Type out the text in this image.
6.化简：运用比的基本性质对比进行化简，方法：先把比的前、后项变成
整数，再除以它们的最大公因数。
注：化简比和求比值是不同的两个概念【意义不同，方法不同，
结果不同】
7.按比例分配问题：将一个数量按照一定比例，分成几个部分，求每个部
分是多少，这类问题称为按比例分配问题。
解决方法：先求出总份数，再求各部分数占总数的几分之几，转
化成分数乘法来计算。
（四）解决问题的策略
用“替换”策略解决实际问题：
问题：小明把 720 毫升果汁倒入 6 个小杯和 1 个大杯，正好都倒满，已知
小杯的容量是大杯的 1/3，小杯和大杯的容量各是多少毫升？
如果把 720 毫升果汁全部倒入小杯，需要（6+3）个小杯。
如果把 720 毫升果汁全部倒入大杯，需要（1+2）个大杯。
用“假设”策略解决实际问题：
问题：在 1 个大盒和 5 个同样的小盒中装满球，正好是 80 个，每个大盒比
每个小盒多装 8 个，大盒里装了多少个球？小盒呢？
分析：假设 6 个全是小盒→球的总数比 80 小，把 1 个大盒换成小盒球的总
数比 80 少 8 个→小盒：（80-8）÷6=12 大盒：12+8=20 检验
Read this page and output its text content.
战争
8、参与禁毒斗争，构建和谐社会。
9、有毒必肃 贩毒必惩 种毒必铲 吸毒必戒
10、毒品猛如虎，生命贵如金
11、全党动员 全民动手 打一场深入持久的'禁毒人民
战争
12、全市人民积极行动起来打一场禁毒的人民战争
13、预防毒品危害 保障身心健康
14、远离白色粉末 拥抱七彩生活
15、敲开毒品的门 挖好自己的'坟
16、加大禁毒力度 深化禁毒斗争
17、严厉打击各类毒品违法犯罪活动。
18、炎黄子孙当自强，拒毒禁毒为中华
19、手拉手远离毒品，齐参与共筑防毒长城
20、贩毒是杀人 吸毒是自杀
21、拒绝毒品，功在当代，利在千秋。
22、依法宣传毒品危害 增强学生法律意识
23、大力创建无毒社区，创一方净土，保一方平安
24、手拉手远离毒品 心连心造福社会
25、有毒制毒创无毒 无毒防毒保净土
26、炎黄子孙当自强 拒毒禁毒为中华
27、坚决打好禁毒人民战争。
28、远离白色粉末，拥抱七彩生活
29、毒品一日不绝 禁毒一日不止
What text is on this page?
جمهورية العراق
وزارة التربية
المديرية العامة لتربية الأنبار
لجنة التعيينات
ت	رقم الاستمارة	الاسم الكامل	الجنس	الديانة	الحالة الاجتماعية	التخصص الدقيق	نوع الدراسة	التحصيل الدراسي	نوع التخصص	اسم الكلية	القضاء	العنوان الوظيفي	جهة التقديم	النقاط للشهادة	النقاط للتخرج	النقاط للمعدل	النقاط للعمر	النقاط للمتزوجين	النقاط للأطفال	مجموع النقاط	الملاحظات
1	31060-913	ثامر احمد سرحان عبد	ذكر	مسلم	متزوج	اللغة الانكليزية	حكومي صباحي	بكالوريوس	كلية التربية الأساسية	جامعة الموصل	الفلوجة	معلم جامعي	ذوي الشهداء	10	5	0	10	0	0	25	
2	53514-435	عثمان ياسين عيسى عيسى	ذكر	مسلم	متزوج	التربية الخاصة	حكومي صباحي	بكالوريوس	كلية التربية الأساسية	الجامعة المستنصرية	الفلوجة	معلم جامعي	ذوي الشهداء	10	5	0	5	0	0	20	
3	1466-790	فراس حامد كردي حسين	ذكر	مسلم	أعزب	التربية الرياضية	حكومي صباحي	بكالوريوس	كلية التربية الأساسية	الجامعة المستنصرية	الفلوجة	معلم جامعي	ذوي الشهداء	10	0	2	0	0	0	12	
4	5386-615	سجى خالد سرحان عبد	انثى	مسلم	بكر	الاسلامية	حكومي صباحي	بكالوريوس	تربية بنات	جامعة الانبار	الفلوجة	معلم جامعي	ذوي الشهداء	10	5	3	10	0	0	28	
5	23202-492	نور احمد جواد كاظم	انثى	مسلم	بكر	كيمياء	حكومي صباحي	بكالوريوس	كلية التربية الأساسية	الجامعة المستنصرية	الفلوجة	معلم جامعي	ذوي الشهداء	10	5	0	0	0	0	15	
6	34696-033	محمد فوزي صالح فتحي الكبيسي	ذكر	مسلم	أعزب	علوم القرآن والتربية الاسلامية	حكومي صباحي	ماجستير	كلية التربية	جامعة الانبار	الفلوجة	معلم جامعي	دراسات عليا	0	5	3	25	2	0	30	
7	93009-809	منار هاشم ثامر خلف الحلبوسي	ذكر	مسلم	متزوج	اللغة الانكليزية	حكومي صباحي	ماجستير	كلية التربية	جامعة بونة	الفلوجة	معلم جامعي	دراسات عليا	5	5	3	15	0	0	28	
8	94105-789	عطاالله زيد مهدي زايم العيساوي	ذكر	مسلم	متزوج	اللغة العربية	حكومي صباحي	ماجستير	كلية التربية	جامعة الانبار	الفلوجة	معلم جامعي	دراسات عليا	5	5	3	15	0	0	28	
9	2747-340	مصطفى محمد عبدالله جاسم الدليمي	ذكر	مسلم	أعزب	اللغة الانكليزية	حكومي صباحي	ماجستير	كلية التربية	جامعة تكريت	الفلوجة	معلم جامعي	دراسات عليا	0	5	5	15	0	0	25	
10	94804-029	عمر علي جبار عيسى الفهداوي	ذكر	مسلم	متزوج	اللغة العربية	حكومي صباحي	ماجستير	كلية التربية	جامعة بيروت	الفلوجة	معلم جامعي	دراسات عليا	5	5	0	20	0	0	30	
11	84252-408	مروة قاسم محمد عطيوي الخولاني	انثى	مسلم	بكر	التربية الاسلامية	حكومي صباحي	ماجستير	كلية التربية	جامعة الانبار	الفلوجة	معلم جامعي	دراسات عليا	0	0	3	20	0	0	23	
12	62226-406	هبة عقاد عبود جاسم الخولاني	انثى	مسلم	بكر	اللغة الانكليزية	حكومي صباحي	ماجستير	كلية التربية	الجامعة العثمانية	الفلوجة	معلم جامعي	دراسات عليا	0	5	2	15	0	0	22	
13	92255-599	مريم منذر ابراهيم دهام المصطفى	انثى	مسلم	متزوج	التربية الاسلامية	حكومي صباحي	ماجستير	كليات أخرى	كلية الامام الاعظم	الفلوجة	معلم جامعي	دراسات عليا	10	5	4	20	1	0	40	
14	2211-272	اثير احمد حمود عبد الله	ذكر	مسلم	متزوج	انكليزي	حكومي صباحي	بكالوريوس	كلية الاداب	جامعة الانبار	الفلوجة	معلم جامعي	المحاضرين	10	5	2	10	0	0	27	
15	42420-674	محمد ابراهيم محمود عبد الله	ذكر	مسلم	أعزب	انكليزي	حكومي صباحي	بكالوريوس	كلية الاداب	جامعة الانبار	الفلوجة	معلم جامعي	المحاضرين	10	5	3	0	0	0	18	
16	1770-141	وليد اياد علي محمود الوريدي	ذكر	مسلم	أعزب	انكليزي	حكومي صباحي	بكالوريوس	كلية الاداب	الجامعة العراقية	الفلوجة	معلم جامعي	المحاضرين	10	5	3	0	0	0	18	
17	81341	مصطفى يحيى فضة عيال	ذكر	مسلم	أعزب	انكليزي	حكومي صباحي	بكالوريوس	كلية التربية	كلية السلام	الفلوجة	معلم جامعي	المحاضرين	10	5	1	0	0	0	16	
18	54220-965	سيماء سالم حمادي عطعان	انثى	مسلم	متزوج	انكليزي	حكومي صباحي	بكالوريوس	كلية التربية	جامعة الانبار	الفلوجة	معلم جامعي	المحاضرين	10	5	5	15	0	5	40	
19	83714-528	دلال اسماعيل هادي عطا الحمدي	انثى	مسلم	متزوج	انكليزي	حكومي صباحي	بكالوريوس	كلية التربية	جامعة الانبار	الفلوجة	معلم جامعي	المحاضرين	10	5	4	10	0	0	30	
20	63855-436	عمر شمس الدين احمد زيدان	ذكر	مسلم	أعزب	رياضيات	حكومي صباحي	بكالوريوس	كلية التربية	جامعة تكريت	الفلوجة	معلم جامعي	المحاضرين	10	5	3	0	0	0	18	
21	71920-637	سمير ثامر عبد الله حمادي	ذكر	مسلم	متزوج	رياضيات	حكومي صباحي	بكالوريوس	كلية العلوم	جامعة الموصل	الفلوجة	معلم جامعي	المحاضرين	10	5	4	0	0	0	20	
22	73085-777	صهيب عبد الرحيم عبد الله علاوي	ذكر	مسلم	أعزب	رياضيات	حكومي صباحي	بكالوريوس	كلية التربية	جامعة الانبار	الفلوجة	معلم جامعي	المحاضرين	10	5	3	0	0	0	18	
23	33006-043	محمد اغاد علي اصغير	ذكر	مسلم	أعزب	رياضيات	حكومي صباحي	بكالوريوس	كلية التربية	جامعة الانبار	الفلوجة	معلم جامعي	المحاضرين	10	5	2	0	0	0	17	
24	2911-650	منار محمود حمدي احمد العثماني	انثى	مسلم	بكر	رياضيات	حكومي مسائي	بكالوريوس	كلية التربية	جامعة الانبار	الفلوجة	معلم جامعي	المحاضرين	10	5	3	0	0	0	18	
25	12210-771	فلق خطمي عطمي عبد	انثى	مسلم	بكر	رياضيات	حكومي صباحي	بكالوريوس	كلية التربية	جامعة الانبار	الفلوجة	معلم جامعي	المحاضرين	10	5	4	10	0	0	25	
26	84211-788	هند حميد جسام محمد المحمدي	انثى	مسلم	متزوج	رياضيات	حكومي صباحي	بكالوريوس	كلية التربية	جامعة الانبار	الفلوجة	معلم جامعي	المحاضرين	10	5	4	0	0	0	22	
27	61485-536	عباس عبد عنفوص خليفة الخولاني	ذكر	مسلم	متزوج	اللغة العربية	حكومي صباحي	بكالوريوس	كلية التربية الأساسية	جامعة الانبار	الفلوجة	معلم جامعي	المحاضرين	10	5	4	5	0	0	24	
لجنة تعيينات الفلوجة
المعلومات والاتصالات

EXERCISE DIRECTIONS
Show the lines from the data above that contain the string "الجامعة".

TASK OUTPUT
2	53514-435	عثمان ياسين عيسى عيسى	ذكر	مسلم	متزوج	التربية الخاصة	حكومي صباحي	بكالوريوس	كلية التربية الأساسية	الجامعة المستنصرية	الفلوجة	معلم جامعي	ذوي الشهداء	10	5	0	5	0	0	20	
3	1466-790	فراس حامد كردي حسين	ذكر	مسلم	أعزب	التربية الرياضية	حكومي صباحي	بكالوريوس	كلية التربية الأساسية	الجامعة المستنصرية	الفلوجة	معلم جامعي	ذوي الشهداء	10	0	2	0	0	0	12	
5	23202-492	نور احمد جواد كاظم	انثى	مسلم	بكر	كيمياء	حكومي صباحي	بكالوريوس	كلية التربية الأساسية	الجامعة المستنصرية	الفلوجة	معلم جامعي	ذوي الشهداء	10	5	0	0	0	0	15	
12	62226-406	هبة عقاد عبود جاسم الخولاني	انثى	مسلم	بكر	اللغة الانكليزية	حكومي صباحي	ماجستير	كلية التربية	الجامعة العثمانية	الفلوجة	معلم جامعي	دراسات عليا	0	5	2	15	0	0	22	
16	1770-141	وليد اياد علي محمود الوريدي	ذكر	مسلم	أعزب	انكليزي	حكومي صباحي	بكالوريوس	كلية الاداب	الجامعة العراقية	الفلوجة	معلم جامعي	المحاضرين	10	5	3	0	0	0	18	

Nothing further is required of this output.